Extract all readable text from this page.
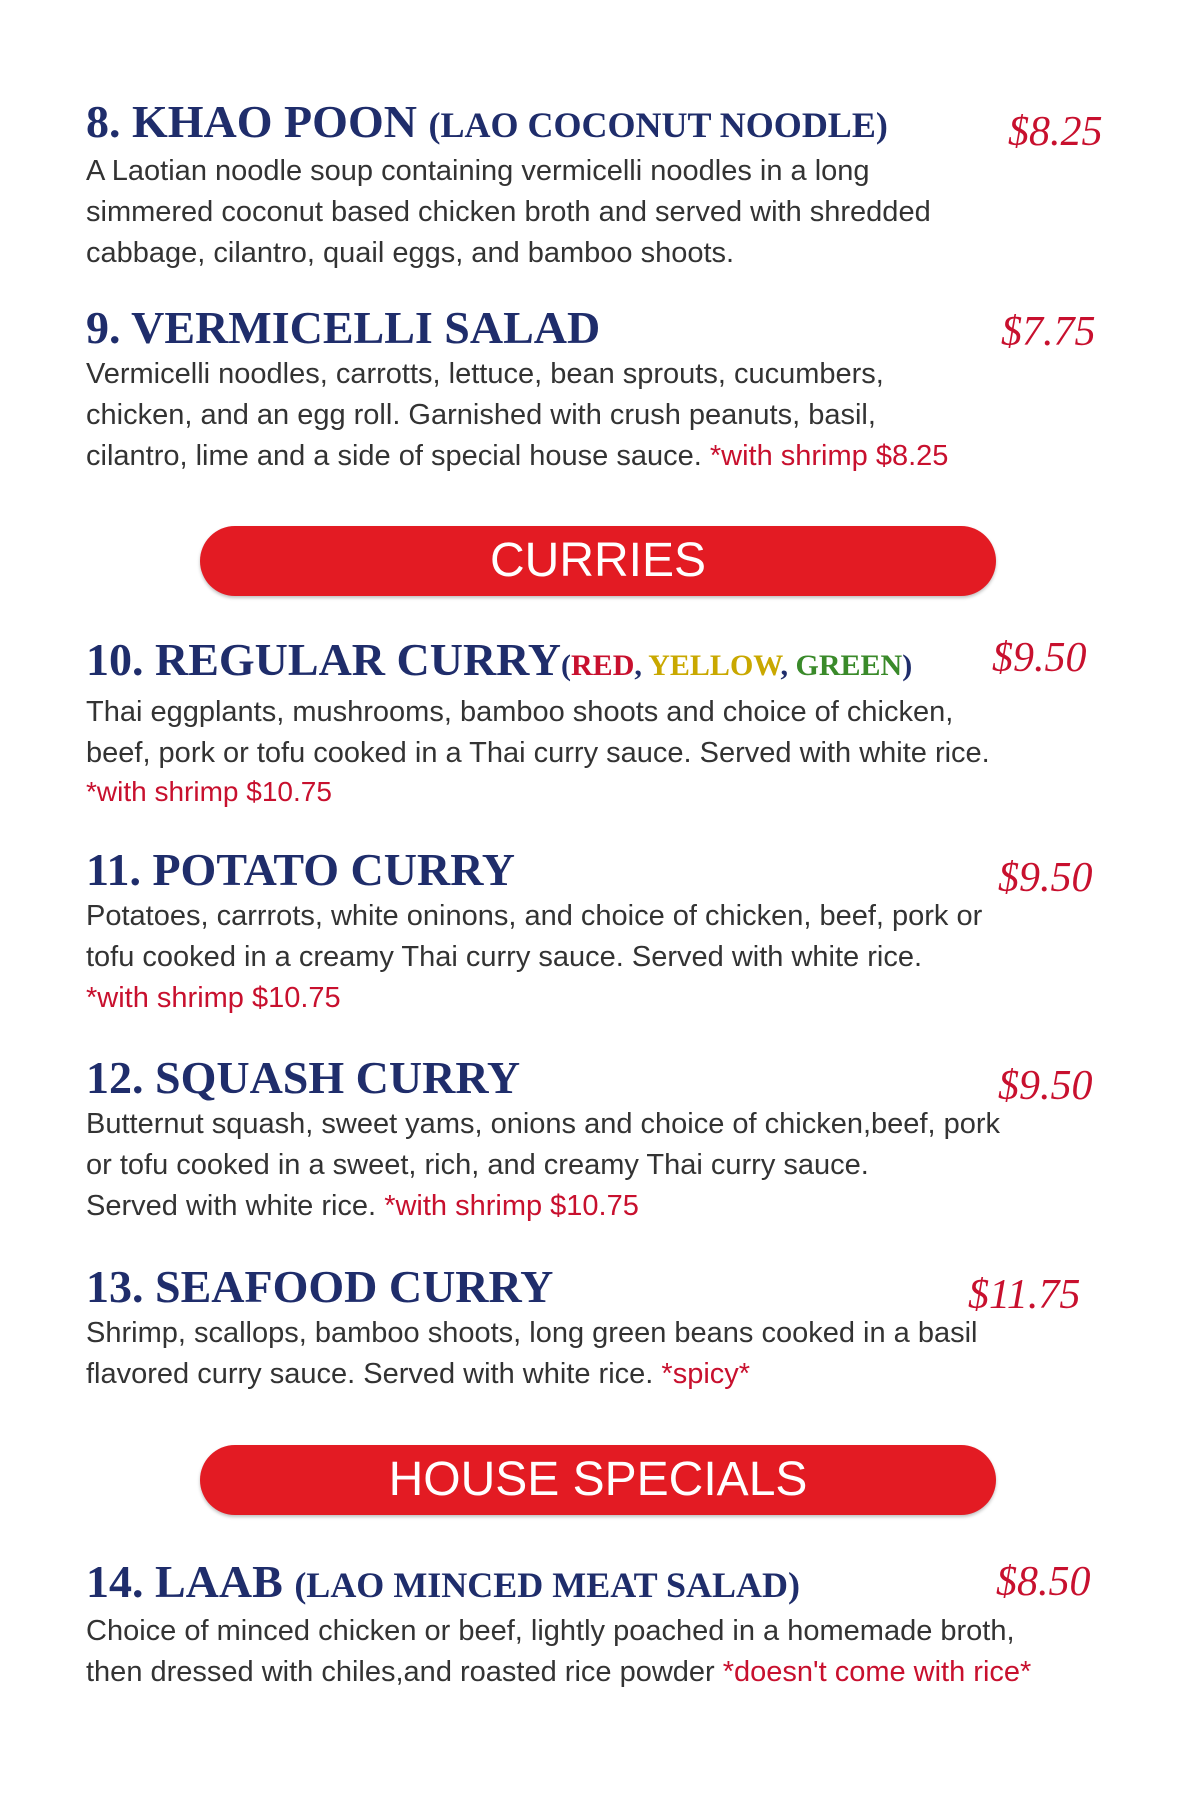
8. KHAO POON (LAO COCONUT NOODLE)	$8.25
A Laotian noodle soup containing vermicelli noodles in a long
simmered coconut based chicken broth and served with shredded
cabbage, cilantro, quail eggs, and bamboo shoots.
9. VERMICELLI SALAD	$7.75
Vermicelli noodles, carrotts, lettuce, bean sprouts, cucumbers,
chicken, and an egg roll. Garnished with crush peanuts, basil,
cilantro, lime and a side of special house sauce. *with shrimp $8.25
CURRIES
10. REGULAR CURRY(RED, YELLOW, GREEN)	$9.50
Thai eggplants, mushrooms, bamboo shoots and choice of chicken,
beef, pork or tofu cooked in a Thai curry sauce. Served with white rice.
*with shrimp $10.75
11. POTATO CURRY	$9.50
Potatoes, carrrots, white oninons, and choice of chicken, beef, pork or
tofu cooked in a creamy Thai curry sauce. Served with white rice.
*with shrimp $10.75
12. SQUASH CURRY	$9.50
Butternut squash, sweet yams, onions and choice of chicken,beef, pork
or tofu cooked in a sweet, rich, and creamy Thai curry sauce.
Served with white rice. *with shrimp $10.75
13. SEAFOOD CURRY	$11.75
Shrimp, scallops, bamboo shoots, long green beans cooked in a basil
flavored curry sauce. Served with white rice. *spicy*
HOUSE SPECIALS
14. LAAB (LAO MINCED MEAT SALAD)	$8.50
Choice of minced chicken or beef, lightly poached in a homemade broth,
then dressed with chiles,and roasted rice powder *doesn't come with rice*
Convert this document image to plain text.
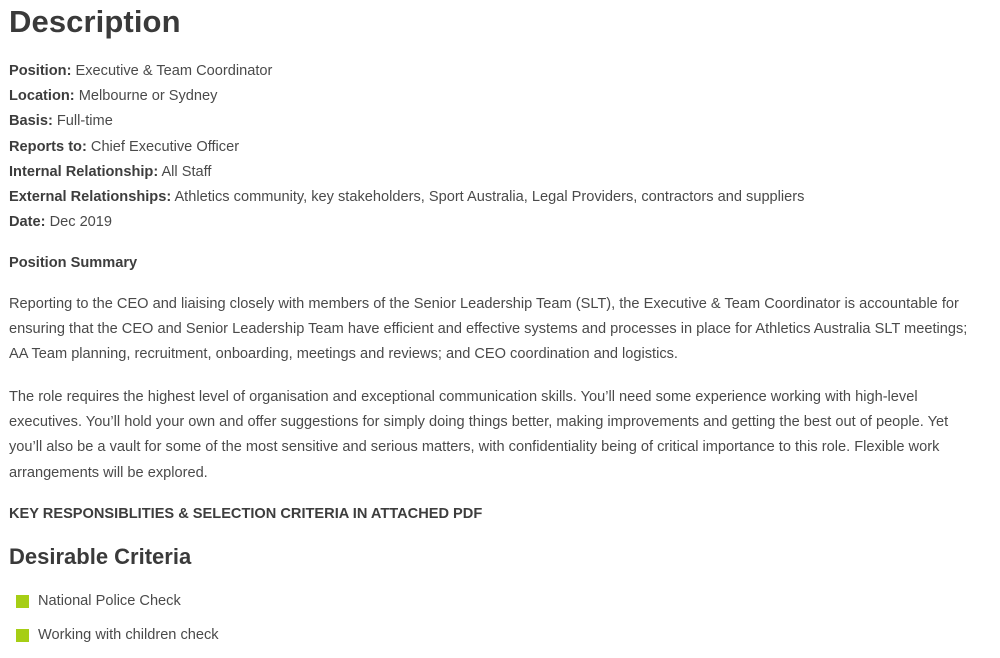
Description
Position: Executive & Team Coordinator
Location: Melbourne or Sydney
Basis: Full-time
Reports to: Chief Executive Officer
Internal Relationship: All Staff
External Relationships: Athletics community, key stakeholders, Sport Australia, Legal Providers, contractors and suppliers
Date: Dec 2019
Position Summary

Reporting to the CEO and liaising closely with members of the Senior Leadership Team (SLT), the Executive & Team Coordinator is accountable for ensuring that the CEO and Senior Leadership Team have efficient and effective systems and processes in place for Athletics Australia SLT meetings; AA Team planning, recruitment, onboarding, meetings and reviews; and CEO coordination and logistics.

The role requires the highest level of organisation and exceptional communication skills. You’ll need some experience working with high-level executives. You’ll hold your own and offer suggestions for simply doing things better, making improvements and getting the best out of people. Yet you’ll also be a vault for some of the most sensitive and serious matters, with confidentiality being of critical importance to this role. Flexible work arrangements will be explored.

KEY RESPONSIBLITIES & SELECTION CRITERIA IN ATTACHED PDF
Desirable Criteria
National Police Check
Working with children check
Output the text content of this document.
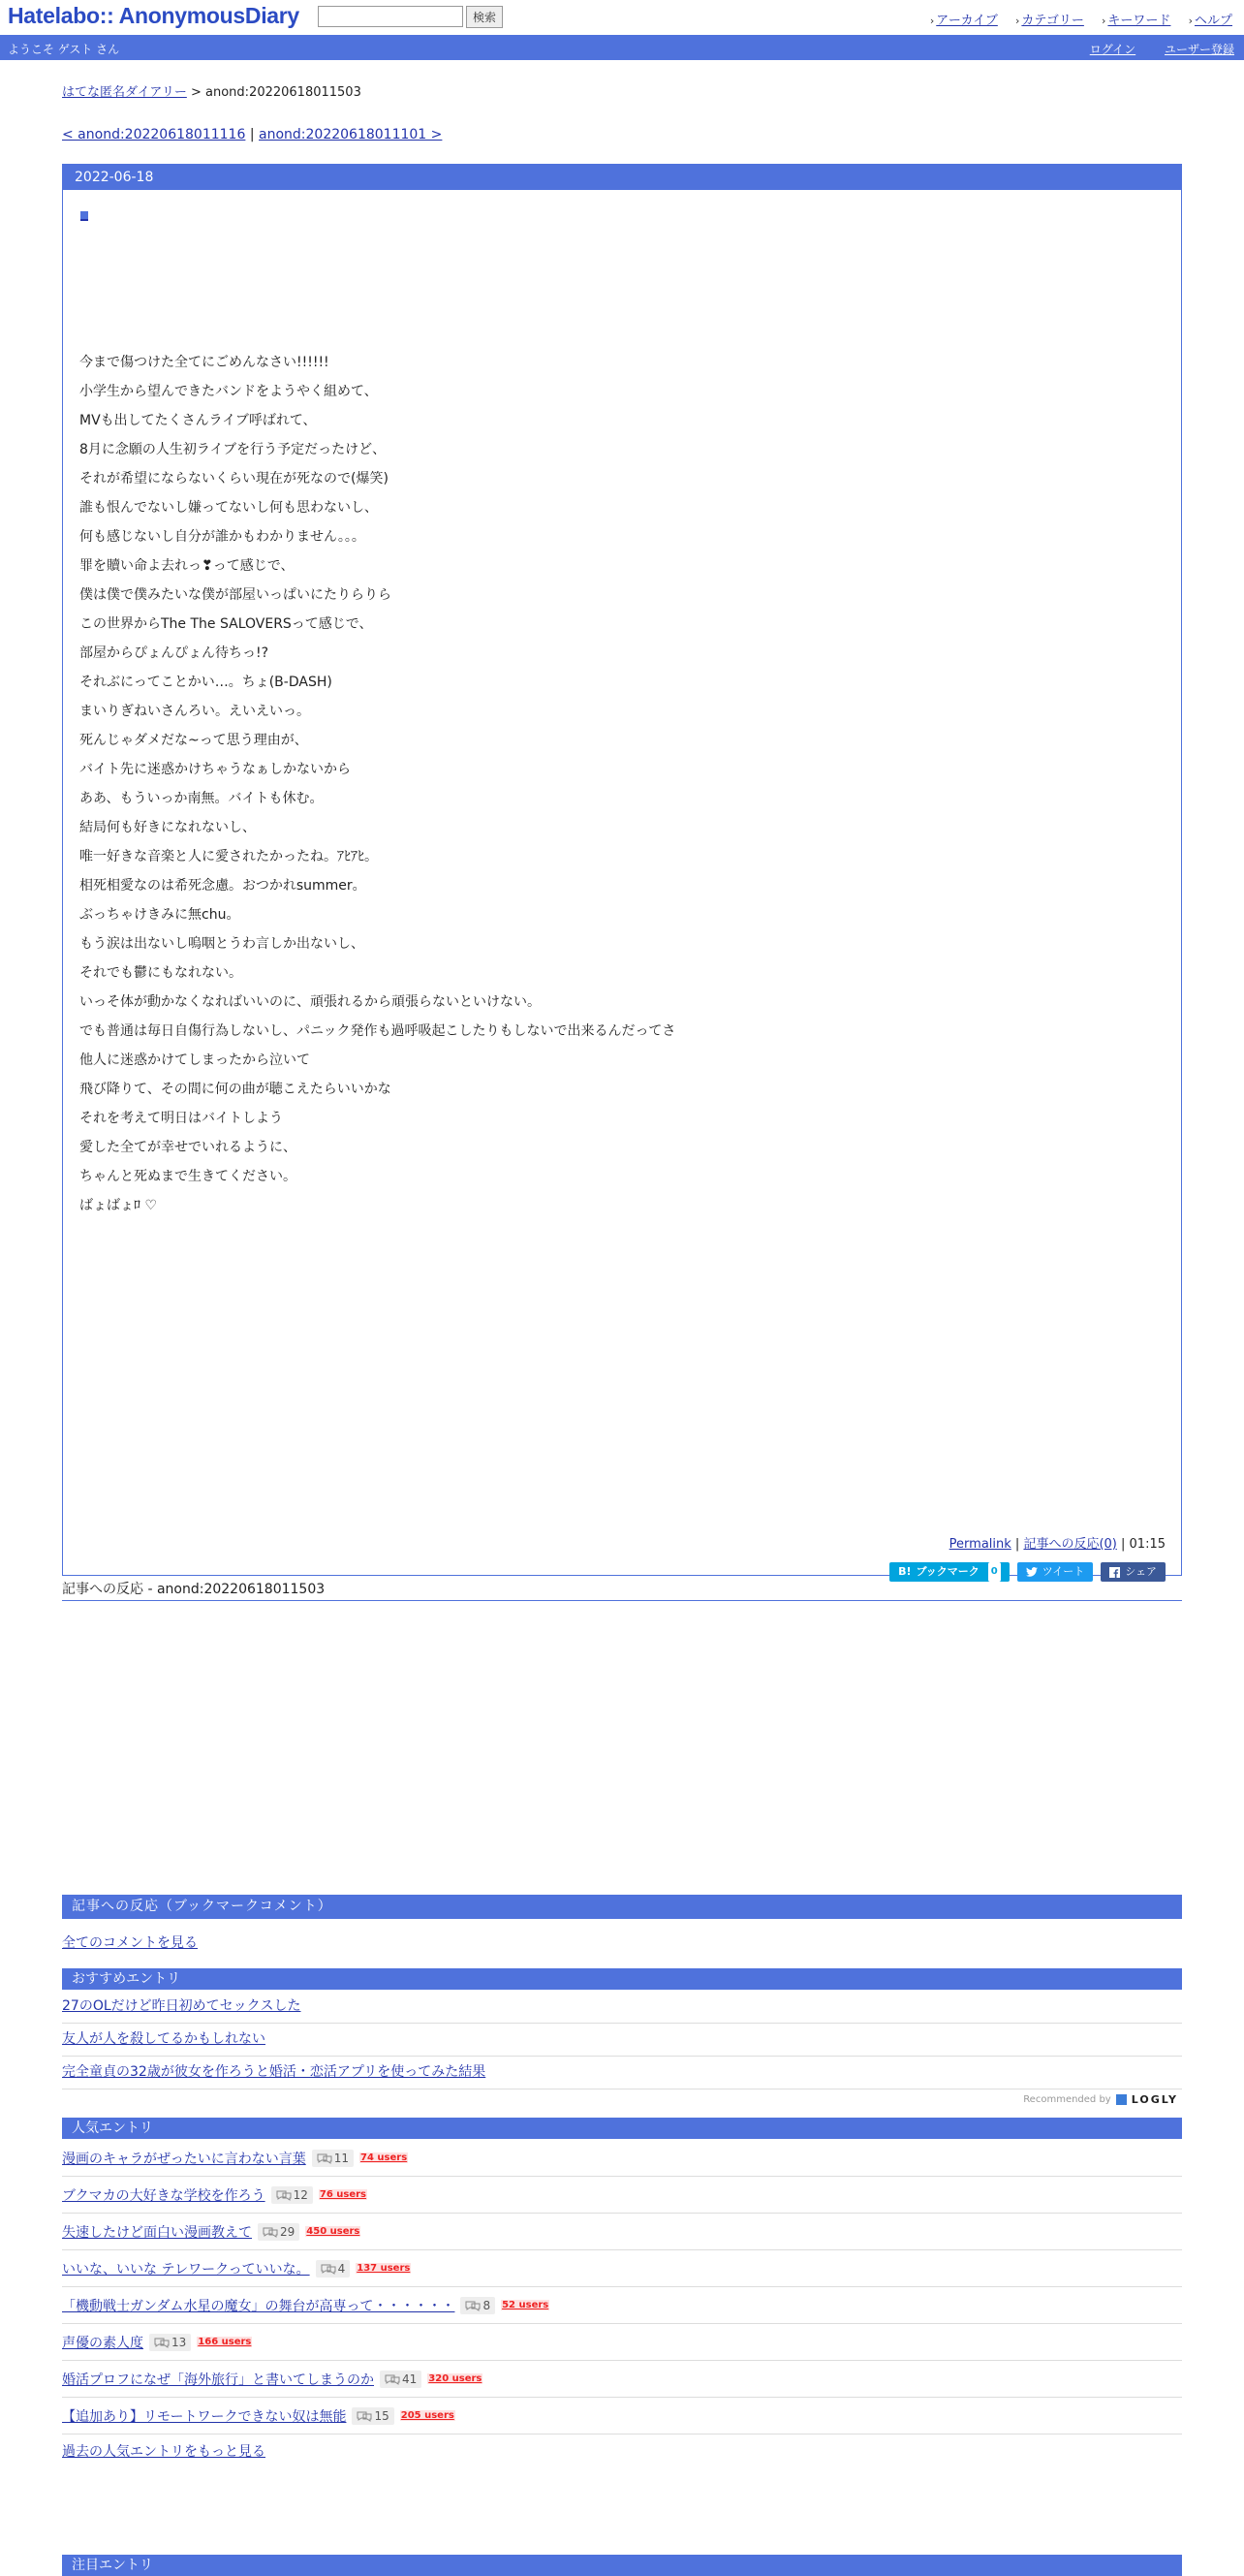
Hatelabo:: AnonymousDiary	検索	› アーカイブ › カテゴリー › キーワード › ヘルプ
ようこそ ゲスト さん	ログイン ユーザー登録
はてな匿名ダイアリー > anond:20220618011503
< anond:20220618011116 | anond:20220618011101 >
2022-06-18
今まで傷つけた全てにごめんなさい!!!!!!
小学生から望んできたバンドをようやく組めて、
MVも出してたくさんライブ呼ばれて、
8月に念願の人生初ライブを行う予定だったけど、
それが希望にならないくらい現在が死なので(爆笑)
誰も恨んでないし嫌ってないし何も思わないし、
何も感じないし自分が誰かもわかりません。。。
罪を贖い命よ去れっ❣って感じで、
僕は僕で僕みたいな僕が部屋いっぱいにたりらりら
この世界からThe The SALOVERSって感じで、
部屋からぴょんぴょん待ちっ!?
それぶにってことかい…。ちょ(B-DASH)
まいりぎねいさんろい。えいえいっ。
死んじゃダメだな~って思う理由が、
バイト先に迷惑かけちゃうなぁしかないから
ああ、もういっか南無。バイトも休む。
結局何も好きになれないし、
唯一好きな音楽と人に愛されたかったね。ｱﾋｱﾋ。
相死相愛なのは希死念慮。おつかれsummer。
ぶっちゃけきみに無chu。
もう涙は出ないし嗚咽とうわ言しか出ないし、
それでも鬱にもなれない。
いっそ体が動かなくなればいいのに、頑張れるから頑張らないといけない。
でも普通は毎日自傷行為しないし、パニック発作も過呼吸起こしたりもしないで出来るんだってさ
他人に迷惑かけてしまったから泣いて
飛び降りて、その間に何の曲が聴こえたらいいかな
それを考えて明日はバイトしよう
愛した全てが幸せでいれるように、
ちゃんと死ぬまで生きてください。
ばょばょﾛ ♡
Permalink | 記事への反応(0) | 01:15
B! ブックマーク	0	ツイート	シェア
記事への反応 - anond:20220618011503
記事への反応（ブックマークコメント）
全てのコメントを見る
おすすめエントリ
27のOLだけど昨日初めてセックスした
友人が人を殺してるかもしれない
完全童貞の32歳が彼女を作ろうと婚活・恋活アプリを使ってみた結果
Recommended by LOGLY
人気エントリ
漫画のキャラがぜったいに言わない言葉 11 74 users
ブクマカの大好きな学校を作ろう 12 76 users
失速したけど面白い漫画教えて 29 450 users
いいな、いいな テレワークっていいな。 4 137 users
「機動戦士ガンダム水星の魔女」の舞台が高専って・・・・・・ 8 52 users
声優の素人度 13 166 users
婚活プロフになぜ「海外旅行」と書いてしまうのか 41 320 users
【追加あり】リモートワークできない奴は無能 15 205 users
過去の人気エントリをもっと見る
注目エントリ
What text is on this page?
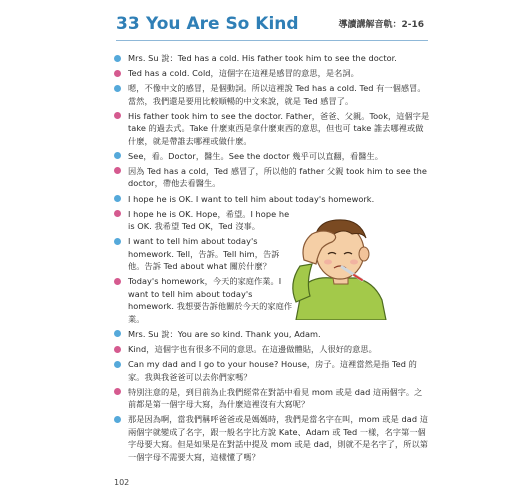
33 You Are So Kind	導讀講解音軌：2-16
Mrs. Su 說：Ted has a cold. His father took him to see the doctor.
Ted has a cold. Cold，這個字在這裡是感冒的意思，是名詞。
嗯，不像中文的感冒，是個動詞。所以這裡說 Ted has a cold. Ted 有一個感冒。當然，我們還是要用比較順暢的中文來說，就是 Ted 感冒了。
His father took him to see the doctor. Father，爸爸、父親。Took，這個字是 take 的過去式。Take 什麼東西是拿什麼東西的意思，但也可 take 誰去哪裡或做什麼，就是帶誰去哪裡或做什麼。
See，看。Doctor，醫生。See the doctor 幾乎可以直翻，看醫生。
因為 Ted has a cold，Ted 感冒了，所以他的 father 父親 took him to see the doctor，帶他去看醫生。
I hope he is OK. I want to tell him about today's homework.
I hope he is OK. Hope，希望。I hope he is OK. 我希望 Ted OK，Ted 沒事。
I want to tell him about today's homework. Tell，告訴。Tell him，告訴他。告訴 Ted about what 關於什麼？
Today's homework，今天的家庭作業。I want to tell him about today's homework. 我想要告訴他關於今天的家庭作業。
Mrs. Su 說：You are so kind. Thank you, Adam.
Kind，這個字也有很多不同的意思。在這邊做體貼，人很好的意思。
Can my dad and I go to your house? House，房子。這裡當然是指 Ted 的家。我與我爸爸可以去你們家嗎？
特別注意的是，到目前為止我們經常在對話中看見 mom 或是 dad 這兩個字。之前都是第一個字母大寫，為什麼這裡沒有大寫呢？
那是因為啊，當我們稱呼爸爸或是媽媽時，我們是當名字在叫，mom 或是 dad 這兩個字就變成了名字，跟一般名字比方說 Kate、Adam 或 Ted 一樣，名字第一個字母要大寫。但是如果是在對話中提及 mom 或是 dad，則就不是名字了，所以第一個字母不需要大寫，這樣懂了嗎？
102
□ □ □ □
Every line above that contains the word "Coordinator" should be reported.

> **Response**
Position: Executive & Team Coordinator
Reporting to the CEO and liaising closely with members of the Senior Leadership Team (SLT), the Executive & Team Coordinator is accountable for ensuring that the CEO and Senior Leadership Team have efficient and effective systems and processes in place for Athletics Australia SLT meetings; AA Team planning, recruitment, onboarding, meetings and reviews; and CEO coordination and logistics.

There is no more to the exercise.